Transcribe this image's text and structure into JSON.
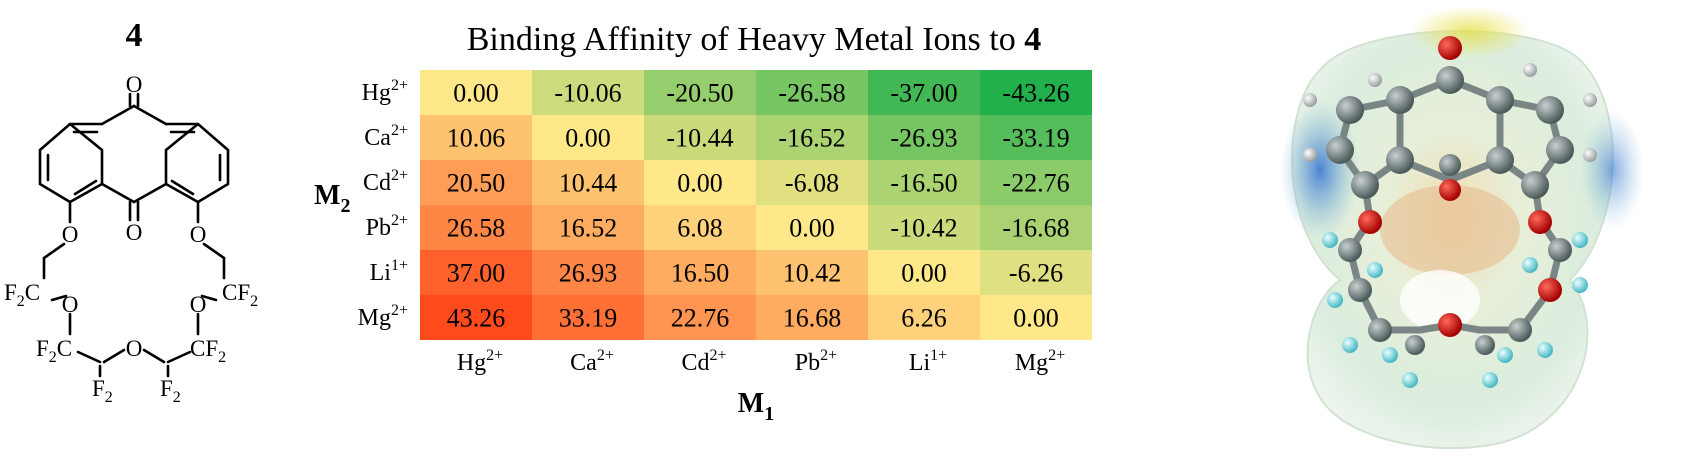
{
  "compound_label": "4",
  "structure": {
    "atoms": {
      "o_top": "O",
      "o_mid": "O",
      "o_ether_left": "O",
      "o_ether_right": "O",
      "cf2_a": "F",
      "cf2_a_sub": "2",
      "cf2_a_c": "C",
      "cf2_b_c": "CF",
      "cf2_b_sub": "2",
      "o_chain_left": "O",
      "o_chain_right": "O",
      "cf2_c": "F",
      "cf2_c_sub": "2",
      "cf2_c_c": "C",
      "cf2_d_c": "CF",
      "cf2_d_sub": "2",
      "c_left": "C",
      "c_right": "C",
      "o_bottom": "O",
      "f2_left": "F",
      "f2_left_sub": "2",
      "f2_right": "F",
      "f2_right_sub": "2"
    }
  },
  "chart_data": {
    "type": "heatmap",
    "title": "Binding Affinity of Heavy Metal Ions to ",
    "title_bold": "4",
    "xlabel": "M",
    "xlabel_sub": "1",
    "ylabel": "M",
    "ylabel_sub": "2",
    "x_categories": [
      {
        "base": "Hg",
        "sup": "2+"
      },
      {
        "base": "Ca",
        "sup": "2+"
      },
      {
        "base": "Cd",
        "sup": "2+"
      },
      {
        "base": "Pb",
        "sup": "2+"
      },
      {
        "base": "Li",
        "sup": "1+"
      },
      {
        "base": "Mg",
        "sup": "2+"
      }
    ],
    "y_categories": [
      {
        "base": "Hg",
        "sup": "2+"
      },
      {
        "base": "Ca",
        "sup": "2+"
      },
      {
        "base": "Cd",
        "sup": "2+"
      },
      {
        "base": "Pb",
        "sup": "2+"
      },
      {
        "base": "Li",
        "sup": "1+"
      },
      {
        "base": "Mg",
        "sup": "2+"
      }
    ],
    "values": [
      [
        0.0,
        -10.06,
        -20.5,
        -26.58,
        -37.0,
        -43.26
      ],
      [
        10.06,
        0.0,
        -10.44,
        -16.52,
        -26.93,
        -33.19
      ],
      [
        20.5,
        10.44,
        0.0,
        -6.08,
        -16.5,
        -22.76
      ],
      [
        26.58,
        16.52,
        6.08,
        0.0,
        -10.42,
        -16.68
      ],
      [
        37.0,
        26.93,
        16.5,
        10.42,
        0.0,
        -6.26
      ],
      [
        43.26,
        33.19,
        22.76,
        16.68,
        6.26,
        0.0
      ]
    ],
    "value_labels": [
      [
        "0.00",
        "-10.06",
        "-20.50",
        "-26.58",
        "-37.00",
        "-43.26"
      ],
      [
        "10.06",
        "0.00",
        "-10.44",
        "-16.52",
        "-26.93",
        "-33.19"
      ],
      [
        "20.50",
        "10.44",
        "0.00",
        "-6.08",
        "-16.50",
        "-22.76"
      ],
      [
        "26.58",
        "16.52",
        "6.08",
        "0.00",
        "-10.42",
        "-16.68"
      ],
      [
        "37.00",
        "26.93",
        "16.50",
        "10.42",
        "0.00",
        "-6.26"
      ],
      [
        "43.26",
        "33.19",
        "22.76",
        "16.68",
        "6.26",
        "0.00"
      ]
    ],
    "color_scale": {
      "min": -43.26,
      "mid": 0,
      "max": 43.26,
      "colors": [
        "#22b04c",
        "#ffe88a",
        "#ff4a1c"
      ]
    },
    "colorbar": false,
    "grid": false
  }
}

_DO THIS_
Copy out the whole listing exactly, and don't carry over any pictures.

_ANSWER TO THE PROBLEM_
Transcribe this image's text and structure into JSON.
{
  "compound_label": "4",
  "structure": {
    "atoms": {
      "o_top": "O",
      "o_mid": "O",
      "o_ether_left": "O",
      "o_ether_right": "O",
      "cf2_a": "F",
      "cf2_a_sub": "2",
      "cf2_a_c": "C",
      "cf2_b_c": "CF",
      "cf2_b_sub": "2",
      "o_chain_left": "O",
      "o_chain_right": "O",
      "cf2_c": "F",
      "cf2_c_sub": "2",
      "cf2_c_c": "C",
      "cf2_d_c": "CF",
      "cf2_d_sub": "2",
      "c_left": "C",
      "c_right": "C",
      "o_bottom": "O",
      "f2_left": "F",
      "f2_left_sub": "2",
      "f2_right": "F",
      "f2_right_sub": "2"
    }
  },
  "chart_data": {
    "type": "heatmap",
    "title": "Binding Affinity of Heavy Metal Ions to ",
    "title_bold": "4",
    "xlabel": "M",
    "xlabel_sub": "1",
    "ylabel": "M",
    "ylabel_sub": "2",
    "x_categories": [
      {
        "base": "Hg",
        "sup": "2+"
      },
      {
        "base": "Ca",
        "sup": "2+"
      },
      {
        "base": "Cd",
        "sup": "2+"
      },
      {
        "base": "Pb",
        "sup": "2+"
      },
      {
        "base": "Li",
        "sup": "1+"
      },
      {
        "base": "Mg",
        "sup": "2+"
      }
    ],
    "y_categories": [
      {
        "base": "Hg",
        "sup": "2+"
      },
      {
        "base": "Ca",
        "sup": "2+"
      },
      {
        "base": "Cd",
        "sup": "2+"
      },
      {
        "base": "Pb",
        "sup": "2+"
      },
      {
        "base": "Li",
        "sup": "1+"
      },
      {
        "base": "Mg",
        "sup": "2+"
      }
    ],
    "values": [
      [
        0.0,
        -10.06,
        -20.5,
        -26.58,
        -37.0,
        -43.26
      ],
      [
        10.06,
        0.0,
        -10.44,
        -16.52,
        -26.93,
        -33.19
      ],
      [
        20.5,
        10.44,
        0.0,
        -6.08,
        -16.5,
        -22.76
      ],
      [
        26.58,
        16.52,
        6.08,
        0.0,
        -10.42,
        -16.68
      ],
      [
        37.0,
        26.93,
        16.5,
        10.42,
        0.0,
        -6.26
      ],
      [
        43.26,
        33.19,
        22.76,
        16.68,
        6.26,
        0.0
      ]
    ],
    "value_labels": [
      [
        "0.00",
        "-10.06",
        "-20.50",
        "-26.58",
        "-37.00",
        "-43.26"
      ],
      [
        "10.06",
        "0.00",
        "-10.44",
        "-16.52",
        "-26.93",
        "-33.19"
      ],
      [
        "20.50",
        "10.44",
        "0.00",
        "-6.08",
        "-16.50",
        "-22.76"
      ],
      [
        "26.58",
        "16.52",
        "6.08",
        "0.00",
        "-10.42",
        "-16.68"
      ],
      [
        "37.00",
        "26.93",
        "16.50",
        "10.42",
        "0.00",
        "-6.26"
      ],
      [
        "43.26",
        "33.19",
        "22.76",
        "16.68",
        "6.26",
        "0.00"
      ]
    ],
    "color_scale": {
      "min": -43.26,
      "mid": 0,
      "max": 43.26,
      "colors": [
        "#22b04c",
        "#ffe88a",
        "#ff4a1c"
      ]
    },
    "colorbar": false,
    "grid": false
  }
}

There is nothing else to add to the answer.